╭──

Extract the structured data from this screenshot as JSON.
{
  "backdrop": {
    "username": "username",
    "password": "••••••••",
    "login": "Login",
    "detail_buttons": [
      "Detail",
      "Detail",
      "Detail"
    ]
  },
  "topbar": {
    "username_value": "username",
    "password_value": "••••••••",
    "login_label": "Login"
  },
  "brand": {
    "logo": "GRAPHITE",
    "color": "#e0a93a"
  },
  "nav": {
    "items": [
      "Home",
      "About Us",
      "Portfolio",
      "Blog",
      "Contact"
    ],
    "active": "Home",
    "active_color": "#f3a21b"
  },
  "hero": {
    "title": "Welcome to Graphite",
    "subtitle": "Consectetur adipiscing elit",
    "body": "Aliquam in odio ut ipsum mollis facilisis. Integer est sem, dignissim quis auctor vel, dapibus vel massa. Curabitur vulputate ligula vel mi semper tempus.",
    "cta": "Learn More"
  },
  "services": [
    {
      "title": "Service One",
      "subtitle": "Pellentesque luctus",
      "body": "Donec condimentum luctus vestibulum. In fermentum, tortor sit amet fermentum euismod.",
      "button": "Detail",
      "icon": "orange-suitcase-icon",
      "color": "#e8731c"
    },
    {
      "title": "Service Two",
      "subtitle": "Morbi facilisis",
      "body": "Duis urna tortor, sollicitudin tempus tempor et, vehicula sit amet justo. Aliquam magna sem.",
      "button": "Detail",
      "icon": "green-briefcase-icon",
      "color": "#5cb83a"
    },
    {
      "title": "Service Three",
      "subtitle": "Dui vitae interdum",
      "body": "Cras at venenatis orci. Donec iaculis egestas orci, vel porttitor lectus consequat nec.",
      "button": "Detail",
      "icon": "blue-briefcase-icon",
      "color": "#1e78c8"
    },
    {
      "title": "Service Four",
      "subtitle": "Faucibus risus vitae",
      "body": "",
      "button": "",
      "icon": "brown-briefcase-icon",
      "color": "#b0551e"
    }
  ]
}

╰──

All of the material must be reproduced exactly.

Extract the structured data from this screenshot as JSON.
{
  "backdrop": {
    "username": "username",
    "password": "••••••••",
    "login": "Login",
    "detail_buttons": [
      "Detail",
      "Detail",
      "Detail"
    ]
  },
  "topbar": {
    "username_value": "username",
    "password_value": "••••••••",
    "login_label": "Login"
  },
  "brand": {
    "logo": "GRAPHITE",
    "color": "#e0a93a"
  },
  "nav": {
    "items": [
      "Home",
      "About Us",
      "Portfolio",
      "Blog",
      "Contact"
    ],
    "active": "Home",
    "active_color": "#f3a21b"
  },
  "hero": {
    "title": "Welcome to Graphite",
    "subtitle": "Consectetur adipiscing elit",
    "body": "Aliquam in odio ut ipsum mollis facilisis. Integer est sem, dignissim quis auctor vel, dapibus vel massa. Curabitur vulputate ligula vel mi semper tempus.",
    "cta": "Learn More"
  },
  "services": [
    {
      "title": "Service One",
      "subtitle": "Pellentesque luctus",
      "body": "Donec condimentum luctus vestibulum. In fermentum, tortor sit amet fermentum euismod.",
      "button": "Detail",
      "icon": "orange-suitcase-icon",
      "color": "#e8731c"
    },
    {
      "title": "Service Two",
      "subtitle": "Morbi facilisis",
      "body": "Duis urna tortor, sollicitudin tempus tempor et, vehicula sit amet justo. Aliquam magna sem.",
      "button": "Detail",
      "icon": "green-briefcase-icon",
      "color": "#5cb83a"
    },
    {
      "title": "Service Three",
      "subtitle": "Dui vitae interdum",
      "body": "Cras at venenatis orci. Donec iaculis egestas orci, vel porttitor lectus consequat nec.",
      "button": "Detail",
      "icon": "blue-briefcase-icon",
      "color": "#1e78c8"
    },
    {
      "title": "Service Four",
      "subtitle": "Faucibus risus vitae",
      "body": "",
      "button": "",
      "icon": "brown-briefcase-icon",
      "color": "#b0551e"
    }
  ]
}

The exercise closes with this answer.